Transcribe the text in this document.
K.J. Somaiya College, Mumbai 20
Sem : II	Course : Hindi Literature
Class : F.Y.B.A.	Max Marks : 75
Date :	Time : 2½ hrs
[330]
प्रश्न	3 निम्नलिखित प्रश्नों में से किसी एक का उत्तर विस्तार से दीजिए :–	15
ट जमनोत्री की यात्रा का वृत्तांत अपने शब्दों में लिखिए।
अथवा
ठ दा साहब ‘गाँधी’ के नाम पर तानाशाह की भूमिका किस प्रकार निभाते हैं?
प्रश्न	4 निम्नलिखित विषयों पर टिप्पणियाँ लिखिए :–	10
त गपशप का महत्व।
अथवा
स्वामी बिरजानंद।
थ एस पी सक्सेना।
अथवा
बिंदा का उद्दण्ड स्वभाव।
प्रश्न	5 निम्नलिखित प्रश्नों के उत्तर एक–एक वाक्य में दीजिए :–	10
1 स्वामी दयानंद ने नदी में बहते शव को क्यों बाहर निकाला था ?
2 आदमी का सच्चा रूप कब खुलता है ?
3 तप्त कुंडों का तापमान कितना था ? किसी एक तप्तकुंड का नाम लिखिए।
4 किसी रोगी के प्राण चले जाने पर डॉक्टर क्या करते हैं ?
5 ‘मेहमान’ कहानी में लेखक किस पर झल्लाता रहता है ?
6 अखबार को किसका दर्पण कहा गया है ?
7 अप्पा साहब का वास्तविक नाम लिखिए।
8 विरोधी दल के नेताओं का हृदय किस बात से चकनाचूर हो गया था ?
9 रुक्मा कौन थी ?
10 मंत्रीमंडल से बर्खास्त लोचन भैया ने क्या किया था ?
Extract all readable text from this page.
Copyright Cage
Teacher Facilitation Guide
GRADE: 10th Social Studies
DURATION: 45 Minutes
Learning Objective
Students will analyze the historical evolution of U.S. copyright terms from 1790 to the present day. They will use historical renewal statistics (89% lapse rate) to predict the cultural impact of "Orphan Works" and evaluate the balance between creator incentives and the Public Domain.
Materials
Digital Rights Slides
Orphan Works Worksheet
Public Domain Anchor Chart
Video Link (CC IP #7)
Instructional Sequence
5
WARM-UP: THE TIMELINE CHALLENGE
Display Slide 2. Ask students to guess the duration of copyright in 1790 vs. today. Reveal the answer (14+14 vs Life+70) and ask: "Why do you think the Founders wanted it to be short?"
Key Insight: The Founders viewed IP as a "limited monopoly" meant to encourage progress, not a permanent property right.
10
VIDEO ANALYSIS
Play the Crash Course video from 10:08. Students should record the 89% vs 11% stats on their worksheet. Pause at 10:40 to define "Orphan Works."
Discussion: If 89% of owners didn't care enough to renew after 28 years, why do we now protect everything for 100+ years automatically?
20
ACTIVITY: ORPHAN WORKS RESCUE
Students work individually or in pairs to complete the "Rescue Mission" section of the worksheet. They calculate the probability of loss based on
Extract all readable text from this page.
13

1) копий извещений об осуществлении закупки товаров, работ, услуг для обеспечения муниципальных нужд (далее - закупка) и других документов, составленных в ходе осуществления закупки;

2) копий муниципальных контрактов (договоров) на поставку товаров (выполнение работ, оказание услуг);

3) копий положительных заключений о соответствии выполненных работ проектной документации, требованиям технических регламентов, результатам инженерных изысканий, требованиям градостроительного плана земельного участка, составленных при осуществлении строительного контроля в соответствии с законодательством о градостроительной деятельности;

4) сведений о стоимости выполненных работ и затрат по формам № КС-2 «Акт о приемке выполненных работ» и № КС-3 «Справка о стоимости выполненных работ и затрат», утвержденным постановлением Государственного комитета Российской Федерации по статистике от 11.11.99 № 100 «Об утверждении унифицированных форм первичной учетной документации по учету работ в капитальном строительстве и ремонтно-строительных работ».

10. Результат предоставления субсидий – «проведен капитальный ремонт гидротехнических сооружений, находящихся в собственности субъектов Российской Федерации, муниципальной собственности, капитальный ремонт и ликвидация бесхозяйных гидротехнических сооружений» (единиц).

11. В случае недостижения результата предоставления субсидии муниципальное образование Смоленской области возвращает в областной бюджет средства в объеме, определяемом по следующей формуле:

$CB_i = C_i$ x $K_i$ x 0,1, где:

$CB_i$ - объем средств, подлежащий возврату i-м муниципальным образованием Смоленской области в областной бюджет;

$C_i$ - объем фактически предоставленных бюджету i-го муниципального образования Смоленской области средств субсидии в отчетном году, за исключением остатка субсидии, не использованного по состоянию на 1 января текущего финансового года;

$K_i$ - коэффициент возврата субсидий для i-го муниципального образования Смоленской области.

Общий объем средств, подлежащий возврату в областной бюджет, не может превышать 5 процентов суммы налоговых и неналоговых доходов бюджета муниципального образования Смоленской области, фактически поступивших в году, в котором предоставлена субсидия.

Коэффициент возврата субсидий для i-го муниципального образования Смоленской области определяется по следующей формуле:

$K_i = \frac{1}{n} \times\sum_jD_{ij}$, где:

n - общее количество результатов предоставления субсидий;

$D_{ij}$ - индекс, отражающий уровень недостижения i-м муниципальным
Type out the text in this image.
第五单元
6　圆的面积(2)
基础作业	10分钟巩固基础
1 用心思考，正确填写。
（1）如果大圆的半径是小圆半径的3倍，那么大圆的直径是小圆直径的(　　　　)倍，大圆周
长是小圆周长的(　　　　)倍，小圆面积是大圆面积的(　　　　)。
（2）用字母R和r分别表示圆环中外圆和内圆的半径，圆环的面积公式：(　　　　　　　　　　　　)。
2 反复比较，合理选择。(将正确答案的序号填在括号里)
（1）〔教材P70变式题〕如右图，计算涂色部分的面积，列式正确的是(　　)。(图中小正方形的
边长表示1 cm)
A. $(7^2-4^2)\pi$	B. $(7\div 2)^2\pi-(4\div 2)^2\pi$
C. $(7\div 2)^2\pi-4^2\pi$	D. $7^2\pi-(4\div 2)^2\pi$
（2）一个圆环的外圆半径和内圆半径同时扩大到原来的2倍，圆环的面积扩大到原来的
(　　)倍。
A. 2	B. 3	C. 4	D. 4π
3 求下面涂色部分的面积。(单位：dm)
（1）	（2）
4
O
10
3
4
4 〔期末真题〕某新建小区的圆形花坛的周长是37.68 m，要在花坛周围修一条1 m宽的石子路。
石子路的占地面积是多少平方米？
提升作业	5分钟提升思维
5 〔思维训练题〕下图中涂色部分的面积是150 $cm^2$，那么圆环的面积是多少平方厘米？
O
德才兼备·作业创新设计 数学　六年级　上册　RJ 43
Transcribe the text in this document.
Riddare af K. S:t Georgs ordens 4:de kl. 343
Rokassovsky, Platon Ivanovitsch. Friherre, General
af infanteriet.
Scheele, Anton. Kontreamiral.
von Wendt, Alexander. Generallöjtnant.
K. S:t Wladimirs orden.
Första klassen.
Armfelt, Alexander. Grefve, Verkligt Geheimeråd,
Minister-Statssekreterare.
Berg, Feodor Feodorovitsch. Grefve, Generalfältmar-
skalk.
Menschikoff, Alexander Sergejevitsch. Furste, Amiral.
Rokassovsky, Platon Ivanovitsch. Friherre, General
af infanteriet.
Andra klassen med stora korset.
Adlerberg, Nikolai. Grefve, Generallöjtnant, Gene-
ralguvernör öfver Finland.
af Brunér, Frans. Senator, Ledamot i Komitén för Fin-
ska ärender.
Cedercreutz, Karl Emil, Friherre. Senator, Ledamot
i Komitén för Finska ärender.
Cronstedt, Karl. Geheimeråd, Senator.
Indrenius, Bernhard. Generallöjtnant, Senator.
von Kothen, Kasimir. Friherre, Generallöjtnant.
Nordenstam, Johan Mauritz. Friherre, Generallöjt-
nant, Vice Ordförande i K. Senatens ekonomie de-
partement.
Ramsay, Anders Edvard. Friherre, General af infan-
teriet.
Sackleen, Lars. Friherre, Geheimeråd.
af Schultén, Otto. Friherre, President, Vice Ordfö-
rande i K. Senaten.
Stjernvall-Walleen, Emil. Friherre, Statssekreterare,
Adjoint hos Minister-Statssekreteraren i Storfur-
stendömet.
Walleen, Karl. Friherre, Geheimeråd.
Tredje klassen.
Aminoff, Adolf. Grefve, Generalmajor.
◆ ◆ ◆
Wherever the string "Emil" appears in the entries above, list that line.

Cedercreutz, Karl Emil, Friherre. Senator, Ledamot
Stjernvall-Walleen, Emil. Friherre, Statssekreterare,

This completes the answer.